[start]
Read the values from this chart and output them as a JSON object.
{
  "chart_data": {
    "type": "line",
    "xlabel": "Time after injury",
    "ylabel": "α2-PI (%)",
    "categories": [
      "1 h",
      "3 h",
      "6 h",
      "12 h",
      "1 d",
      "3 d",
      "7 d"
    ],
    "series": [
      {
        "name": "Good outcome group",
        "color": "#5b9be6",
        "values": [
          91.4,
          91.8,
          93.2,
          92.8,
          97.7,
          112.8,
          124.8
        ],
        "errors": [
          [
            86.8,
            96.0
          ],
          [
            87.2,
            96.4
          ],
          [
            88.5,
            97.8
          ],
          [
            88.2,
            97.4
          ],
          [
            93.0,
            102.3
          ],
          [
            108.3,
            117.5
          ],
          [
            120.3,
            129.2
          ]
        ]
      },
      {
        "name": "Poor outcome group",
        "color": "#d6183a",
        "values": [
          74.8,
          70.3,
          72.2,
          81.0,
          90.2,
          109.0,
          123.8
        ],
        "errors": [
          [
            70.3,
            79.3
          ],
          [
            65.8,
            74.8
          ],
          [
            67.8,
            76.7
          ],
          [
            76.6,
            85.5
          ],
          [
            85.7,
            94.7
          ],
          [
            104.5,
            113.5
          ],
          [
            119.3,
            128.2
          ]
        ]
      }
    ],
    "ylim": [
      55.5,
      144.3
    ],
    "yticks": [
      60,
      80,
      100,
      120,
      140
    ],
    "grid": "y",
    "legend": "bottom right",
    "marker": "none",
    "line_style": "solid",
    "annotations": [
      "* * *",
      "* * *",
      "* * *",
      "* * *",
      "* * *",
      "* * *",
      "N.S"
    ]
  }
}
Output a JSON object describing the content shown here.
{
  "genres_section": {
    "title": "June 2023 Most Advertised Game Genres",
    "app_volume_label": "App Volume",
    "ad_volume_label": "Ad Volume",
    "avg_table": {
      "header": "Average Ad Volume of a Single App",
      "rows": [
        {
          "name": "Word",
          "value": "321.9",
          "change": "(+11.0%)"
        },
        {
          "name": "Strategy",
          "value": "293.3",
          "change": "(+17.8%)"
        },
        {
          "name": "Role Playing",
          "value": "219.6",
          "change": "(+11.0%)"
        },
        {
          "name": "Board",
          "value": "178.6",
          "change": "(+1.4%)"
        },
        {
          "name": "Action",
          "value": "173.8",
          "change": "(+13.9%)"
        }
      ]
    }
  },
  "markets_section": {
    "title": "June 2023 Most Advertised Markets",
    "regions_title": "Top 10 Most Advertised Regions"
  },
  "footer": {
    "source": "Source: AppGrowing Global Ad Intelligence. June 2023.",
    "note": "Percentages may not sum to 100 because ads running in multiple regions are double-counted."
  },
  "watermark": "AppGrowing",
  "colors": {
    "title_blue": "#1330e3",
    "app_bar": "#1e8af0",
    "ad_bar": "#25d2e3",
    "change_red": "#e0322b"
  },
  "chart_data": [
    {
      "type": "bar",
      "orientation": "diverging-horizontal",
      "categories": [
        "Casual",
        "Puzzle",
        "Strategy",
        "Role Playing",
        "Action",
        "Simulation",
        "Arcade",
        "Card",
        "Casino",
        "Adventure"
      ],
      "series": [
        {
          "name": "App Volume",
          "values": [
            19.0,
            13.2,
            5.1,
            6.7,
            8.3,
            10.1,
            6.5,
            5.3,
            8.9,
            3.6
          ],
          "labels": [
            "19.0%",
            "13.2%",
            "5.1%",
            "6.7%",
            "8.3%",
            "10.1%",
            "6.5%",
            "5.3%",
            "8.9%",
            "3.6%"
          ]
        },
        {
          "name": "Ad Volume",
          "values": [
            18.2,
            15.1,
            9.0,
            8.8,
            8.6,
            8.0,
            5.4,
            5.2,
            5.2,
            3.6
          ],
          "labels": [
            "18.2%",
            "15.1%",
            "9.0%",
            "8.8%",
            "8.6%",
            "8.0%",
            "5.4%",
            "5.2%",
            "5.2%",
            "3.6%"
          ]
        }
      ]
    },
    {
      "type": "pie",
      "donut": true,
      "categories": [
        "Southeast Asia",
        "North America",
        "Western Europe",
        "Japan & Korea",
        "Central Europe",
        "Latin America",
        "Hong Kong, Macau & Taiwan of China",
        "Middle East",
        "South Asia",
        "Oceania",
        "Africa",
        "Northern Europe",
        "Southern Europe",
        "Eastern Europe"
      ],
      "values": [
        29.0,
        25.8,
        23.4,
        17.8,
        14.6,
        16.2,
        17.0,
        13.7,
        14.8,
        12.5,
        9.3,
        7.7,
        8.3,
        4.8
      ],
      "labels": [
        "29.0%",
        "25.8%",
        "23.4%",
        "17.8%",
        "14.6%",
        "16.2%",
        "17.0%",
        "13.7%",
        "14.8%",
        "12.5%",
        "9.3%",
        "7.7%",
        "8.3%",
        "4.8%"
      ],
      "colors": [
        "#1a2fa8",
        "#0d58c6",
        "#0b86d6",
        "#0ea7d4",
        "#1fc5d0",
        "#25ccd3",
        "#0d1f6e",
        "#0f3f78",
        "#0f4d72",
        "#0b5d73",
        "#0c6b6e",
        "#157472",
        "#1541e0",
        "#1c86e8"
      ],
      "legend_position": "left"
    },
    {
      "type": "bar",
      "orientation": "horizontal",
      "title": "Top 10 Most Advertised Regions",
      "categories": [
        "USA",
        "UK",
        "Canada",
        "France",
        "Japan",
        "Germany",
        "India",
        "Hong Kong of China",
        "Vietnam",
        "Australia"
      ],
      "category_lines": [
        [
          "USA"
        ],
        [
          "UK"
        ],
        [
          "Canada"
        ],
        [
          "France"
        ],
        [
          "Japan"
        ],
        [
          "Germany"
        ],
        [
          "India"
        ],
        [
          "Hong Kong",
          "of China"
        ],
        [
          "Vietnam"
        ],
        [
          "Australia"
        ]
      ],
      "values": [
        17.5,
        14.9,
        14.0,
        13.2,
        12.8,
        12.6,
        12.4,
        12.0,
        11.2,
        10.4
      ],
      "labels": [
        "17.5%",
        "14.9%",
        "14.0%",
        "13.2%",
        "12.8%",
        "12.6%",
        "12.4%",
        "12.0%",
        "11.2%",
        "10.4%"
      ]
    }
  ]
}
[end]
Return every line exactly.

Read the values from this chart and output them as a JSON object.
{
  "chart_data": {
    "type": "line",
    "xlabel": "Time after injury",
    "ylabel": "α2-PI (%)",
    "categories": [
      "1 h",
      "3 h",
      "6 h",
      "12 h",
      "1 d",
      "3 d",
      "7 d"
    ],
    "series": [
      {
        "name": "Good outcome group",
        "color": "#5b9be6",
        "values": [
          91.4,
          91.8,
          93.2,
          92.8,
          97.7,
          112.8,
          124.8
        ],
        "errors": [
          [
            86.8,
            96.0
          ],
          [
            87.2,
            96.4
          ],
          [
            88.5,
            97.8
          ],
          [
            88.2,
            97.4
          ],
          [
            93.0,
            102.3
          ],
          [
            108.3,
            117.5
          ],
          [
            120.3,
            129.2
          ]
        ]
      },
      {
        "name": "Poor outcome group",
        "color": "#d6183a",
        "values": [
          74.8,
          70.3,
          72.2,
          81.0,
          90.2,
          109.0,
          123.8
        ],
        "errors": [
          [
            70.3,
            79.3
          ],
          [
            65.8,
            74.8
          ],
          [
            67.8,
            76.7
          ],
          [
            76.6,
            85.5
          ],
          [
            85.7,
            94.7
          ],
          [
            104.5,
            113.5
          ],
          [
            119.3,
            128.2
          ]
        ]
      }
    ],
    "ylim": [
      55.5,
      144.3
    ],
    "yticks": [
      60,
      80,
      100,
      120,
      140
    ],
    "grid": "y",
    "legend": "bottom right",
    "marker": "none",
    "line_style": "solid",
    "annotations": [
      "* * *",
      "* * *",
      "* * *",
      "* * *",
      "* * *",
      "* * *",
      "N.S"
    ]
  }
}
Output a JSON object describing the content shown here.
{
  "genres_section": {
    "title": "June 2023 Most Advertised Game Genres",
    "app_volume_label": "App Volume",
    "ad_volume_label": "Ad Volume",
    "avg_table": {
      "header": "Average Ad Volume of a Single App",
      "rows": [
        {
          "name": "Word",
          "value": "321.9",
          "change": "(+11.0%)"
        },
        {
          "name": "Strategy",
          "value": "293.3",
          "change": "(+17.8%)"
        },
        {
          "name": "Role Playing",
          "value": "219.6",
          "change": "(+11.0%)"
        },
        {
          "name": "Board",
          "value": "178.6",
          "change": "(+1.4%)"
        },
        {
          "name": "Action",
          "value": "173.8",
          "change": "(+13.9%)"
        }
      ]
    }
  },
  "markets_section": {
    "title": "June 2023 Most Advertised Markets",
    "regions_title": "Top 10 Most Advertised Regions"
  },
  "footer": {
    "source": "Source: AppGrowing Global Ad Intelligence. June 2023.",
    "note": "Percentages may not sum to 100 because ads running in multiple regions are double-counted."
  },
  "watermark": "AppGrowing",
  "colors": {
    "title_blue": "#1330e3",
    "app_bar": "#1e8af0",
    "ad_bar": "#25d2e3",
    "change_red": "#e0322b"
  },
  "chart_data": [
    {
      "type": "bar",
      "orientation": "diverging-horizontal",
      "categories": [
        "Casual",
        "Puzzle",
        "Strategy",
        "Role Playing",
        "Action",
        "Simulation",
        "Arcade",
        "Card",
        "Casino",
        "Adventure"
      ],
      "series": [
        {
          "name": "App Volume",
          "values": [
            19.0,
            13.2,
            5.1,
            6.7,
            8.3,
            10.1,
            6.5,
            5.3,
            8.9,
            3.6
          ],
          "labels": [
            "19.0%",
            "13.2%",
            "5.1%",
            "6.7%",
            "8.3%",
            "10.1%",
            "6.5%",
            "5.3%",
            "8.9%",
            "3.6%"
          ]
        },
        {
          "name": "Ad Volume",
          "values": [
            18.2,
            15.1,
            9.0,
            8.8,
            8.6,
            8.0,
            5.4,
            5.2,
            5.2,
            3.6
          ],
          "labels": [
            "18.2%",
            "15.1%",
            "9.0%",
            "8.8%",
            "8.6%",
            "8.0%",
            "5.4%",
            "5.2%",
            "5.2%",
            "3.6%"
          ]
        }
      ]
    },
    {
      "type": "pie",
      "donut": true,
      "categories": [
        "Southeast Asia",
        "North America",
        "Western Europe",
        "Japan & Korea",
        "Central Europe",
        "Latin America",
        "Hong Kong, Macau & Taiwan of China",
        "Middle East",
        "South Asia",
        "Oceania",
        "Africa",
        "Northern Europe",
        "Southern Europe",
        "Eastern Europe"
      ],
      "values": [
        29.0,
        25.8,
        23.4,
        17.8,
        14.6,
        16.2,
        17.0,
        13.7,
        14.8,
        12.5,
        9.3,
        7.7,
        8.3,
        4.8
      ],
      "labels": [
        "29.0%",
        "25.8%",
        "23.4%",
        "17.8%",
        "14.6%",
        "16.2%",
        "17.0%",
        "13.7%",
        "14.8%",
        "12.5%",
        "9.3%",
        "7.7%",
        "8.3%",
        "4.8%"
      ],
      "colors": [
        "#1a2fa8",
        "#0d58c6",
        "#0b86d6",
        "#0ea7d4",
        "#1fc5d0",
        "#25ccd3",
        "#0d1f6e",
        "#0f3f78",
        "#0f4d72",
        "#0b5d73",
        "#0c6b6e",
        "#157472",
        "#1541e0",
        "#1c86e8"
      ],
      "legend_position": "left"
    },
    {
      "type": "bar",
      "orientation": "horizontal",
      "title": "Top 10 Most Advertised Regions",
      "categories": [
        "USA",
        "UK",
        "Canada",
        "France",
        "Japan",
        "Germany",
        "India",
        "Hong Kong of China",
        "Vietnam",
        "Australia"
      ],
      "category_lines": [
        [
          "USA"
        ],
        [
          "UK"
        ],
        [
          "Canada"
        ],
        [
          "France"
        ],
        [
          "Japan"
        ],
        [
          "Germany"
        ],
        [
          "India"
        ],
        [
          "Hong Kong",
          "of China"
        ],
        [
          "Vietnam"
        ],
        [
          "Australia"
        ]
      ],
      "values": [
        17.5,
        14.9,
        14.0,
        13.2,
        12.8,
        12.6,
        12.4,
        12.0,
        11.2,
        10.4
      ],
      "labels": [
        "17.5%",
        "14.9%",
        "14.0%",
        "13.2%",
        "12.8%",
        "12.6%",
        "12.4%",
        "12.0%",
        "11.2%",
        "10.4%"
      ]
    }
  ]
}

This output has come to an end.